» **Énoncé 1**:
Répondez aux questions suivantes d'après le texte de lecture.
(a) Combien de morts l'incendie du supermarché d'Asuncion a-t-il causés ?
(b) Près de quelle ville se situe Ghislenghien ?
(c) À quelle distance le segment de canalisation soufflé par l'explosion a-t-il été retrouvé ?

» **Texte de lecture**:
^^^^^^^^

Enlever au Capital son droit de vie et de mort sur nous tous05/08/20042004Journal/medias/journalnumero/images/2004/08/une1879.jpg.445x577_q85_box-0%2C104%2C1383%2C1896_crop_detail.jpg

Tribune de la minorité

Enlever au Capital son droit de vie et de mort sur nous tous

Trois cents morts dans l'incendie d'un supermarché à Asuncion au Paraguay, dont le patron avait fait bloquer les issues pour empêcher que les clients s'en aillent sans payer ! Le fric est tout, la vie n'est rien.

On pourrait en dire autant, même si c'est à moindre échelle, après l'explosion du gazoduc de Ghislenghien, près d'Ath en Belgique. Le bilan provisoire est de 17 morts, 3 disparus et 130 blessés, dont une trentaine de grands brûlés dans un état critique. Officiellement à ce jour, les causes du drame sont dites inconnues. Comme toujours dans pareille circonstance, les autorités jurent que l'enquête sera menée avec diligence. À coup sûr loin des regards de la population: un segment de canalisation retrouvé à 200 mètres après avoir été soufflé par l'explosion, aurait été mis «en lieu sûr» par l'armée. L'affaire va se discuter entre membres du monde politico-judiciaire (national et local), et économico-affairiste concerné - dans les circuits de gaz et de fric.

^^^^^^^^

» **Entrées à utiliser**:
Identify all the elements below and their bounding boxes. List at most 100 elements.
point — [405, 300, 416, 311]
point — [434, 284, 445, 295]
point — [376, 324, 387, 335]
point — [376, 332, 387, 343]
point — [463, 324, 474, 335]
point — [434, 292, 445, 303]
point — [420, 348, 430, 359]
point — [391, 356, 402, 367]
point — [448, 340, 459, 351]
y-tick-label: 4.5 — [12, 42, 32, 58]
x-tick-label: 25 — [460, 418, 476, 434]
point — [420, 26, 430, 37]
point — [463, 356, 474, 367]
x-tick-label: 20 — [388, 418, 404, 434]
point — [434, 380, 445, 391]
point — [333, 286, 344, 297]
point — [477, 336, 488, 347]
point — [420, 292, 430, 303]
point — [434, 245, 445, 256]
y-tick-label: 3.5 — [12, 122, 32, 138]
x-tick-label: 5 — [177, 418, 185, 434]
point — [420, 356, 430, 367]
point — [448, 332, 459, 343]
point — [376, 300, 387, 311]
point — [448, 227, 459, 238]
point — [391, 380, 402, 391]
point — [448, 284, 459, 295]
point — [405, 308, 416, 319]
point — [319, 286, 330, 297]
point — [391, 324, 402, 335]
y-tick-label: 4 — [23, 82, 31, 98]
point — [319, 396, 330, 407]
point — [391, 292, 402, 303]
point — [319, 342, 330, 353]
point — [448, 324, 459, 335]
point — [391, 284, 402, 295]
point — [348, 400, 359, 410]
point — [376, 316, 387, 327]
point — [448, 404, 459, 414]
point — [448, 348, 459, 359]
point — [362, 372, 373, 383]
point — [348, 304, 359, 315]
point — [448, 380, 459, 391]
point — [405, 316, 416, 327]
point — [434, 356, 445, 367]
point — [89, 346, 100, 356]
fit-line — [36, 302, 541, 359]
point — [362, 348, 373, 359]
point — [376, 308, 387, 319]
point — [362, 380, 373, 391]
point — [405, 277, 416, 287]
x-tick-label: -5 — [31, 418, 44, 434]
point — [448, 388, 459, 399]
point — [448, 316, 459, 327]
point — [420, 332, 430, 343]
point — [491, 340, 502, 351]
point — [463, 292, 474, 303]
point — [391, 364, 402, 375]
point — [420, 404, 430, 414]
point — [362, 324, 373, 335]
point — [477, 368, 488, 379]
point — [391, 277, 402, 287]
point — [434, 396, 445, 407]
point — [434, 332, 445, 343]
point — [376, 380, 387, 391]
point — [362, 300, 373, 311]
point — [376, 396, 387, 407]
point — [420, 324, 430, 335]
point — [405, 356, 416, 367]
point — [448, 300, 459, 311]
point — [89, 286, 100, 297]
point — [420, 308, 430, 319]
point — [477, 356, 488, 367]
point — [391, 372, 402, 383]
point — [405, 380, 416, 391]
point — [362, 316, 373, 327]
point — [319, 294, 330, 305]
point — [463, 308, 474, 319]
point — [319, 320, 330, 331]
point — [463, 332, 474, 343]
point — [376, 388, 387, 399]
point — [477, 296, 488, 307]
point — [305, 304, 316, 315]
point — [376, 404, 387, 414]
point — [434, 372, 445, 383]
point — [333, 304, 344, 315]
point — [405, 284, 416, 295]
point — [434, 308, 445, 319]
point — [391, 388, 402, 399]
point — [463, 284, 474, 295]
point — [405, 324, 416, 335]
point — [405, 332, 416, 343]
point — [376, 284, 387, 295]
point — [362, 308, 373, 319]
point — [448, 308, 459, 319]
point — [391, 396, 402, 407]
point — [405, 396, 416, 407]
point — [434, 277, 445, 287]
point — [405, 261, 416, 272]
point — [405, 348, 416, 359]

^^^^^^^^

» **Énoncé 2**:
Renommez « point » en « marqueur » dans les entrées, depuis la toute première ligne jusqu'à celle qui contient « point — [319, 342, 330, 353] » incluse, et redonnez uniquement ces lignes, tout le reste demeurant inchangé.

» **Réponse finale 1**:
(a) Trois cents morts.
(b) Près d'Ath, en Belgique.
(c) À 200 mètres.

» **Réponse finale 2**:
Identify all the elements below and their bounding boxes. List at most 100 elements.
marqueur — [405, 300, 416, 311]
marqueur — [434, 284, 445, 295]
marqueur — [376, 324, 387, 335]
marqueur — [376, 332, 387, 343]
marqueur — [463, 324, 474, 335]
marqueur — [434, 292, 445, 303]
marqueur — [420, 348, 430, 359]
marqueur — [391, 356, 402, 367]
marqueur — [448, 340, 459, 351]
y-tick-label: 4.5 — [12, 42, 32, 58]
x-tick-label: 25 — [460, 418, 476, 434]
marqueur — [420, 26, 430, 37]
marqueur — [463, 356, 474, 367]
x-tick-label: 20 — [388, 418, 404, 434]
marqueur — [434, 380, 445, 391]
marqueur — [333, 286, 344, 297]
marqueur — [477, 336, 488, 347]
marqueur — [420, 292, 430, 303]
marqueur — [434, 245, 445, 256]
y-tick-label: 3.5 — [12, 122, 32, 138]
x-tick-label: 5 — [177, 418, 185, 434]
marqueur — [420, 356, 430, 367]
marqueur — [448, 332, 459, 343]
marqueur — [376, 300, 387, 311]
marqueur — [448, 227, 459, 238]
marqueur — [391, 380, 402, 391]
marqueur — [448, 284, 459, 295]
marqueur — [405, 308, 416, 319]
marqueur — [319, 286, 330, 297]
marqueur — [391, 324, 402, 335]
y-tick-label: 4 — [23, 82, 31, 98]
marqueur — [319, 396, 330, 407]
marqueur — [391, 292, 402, 303]
marqueur — [319, 342, 330, 353]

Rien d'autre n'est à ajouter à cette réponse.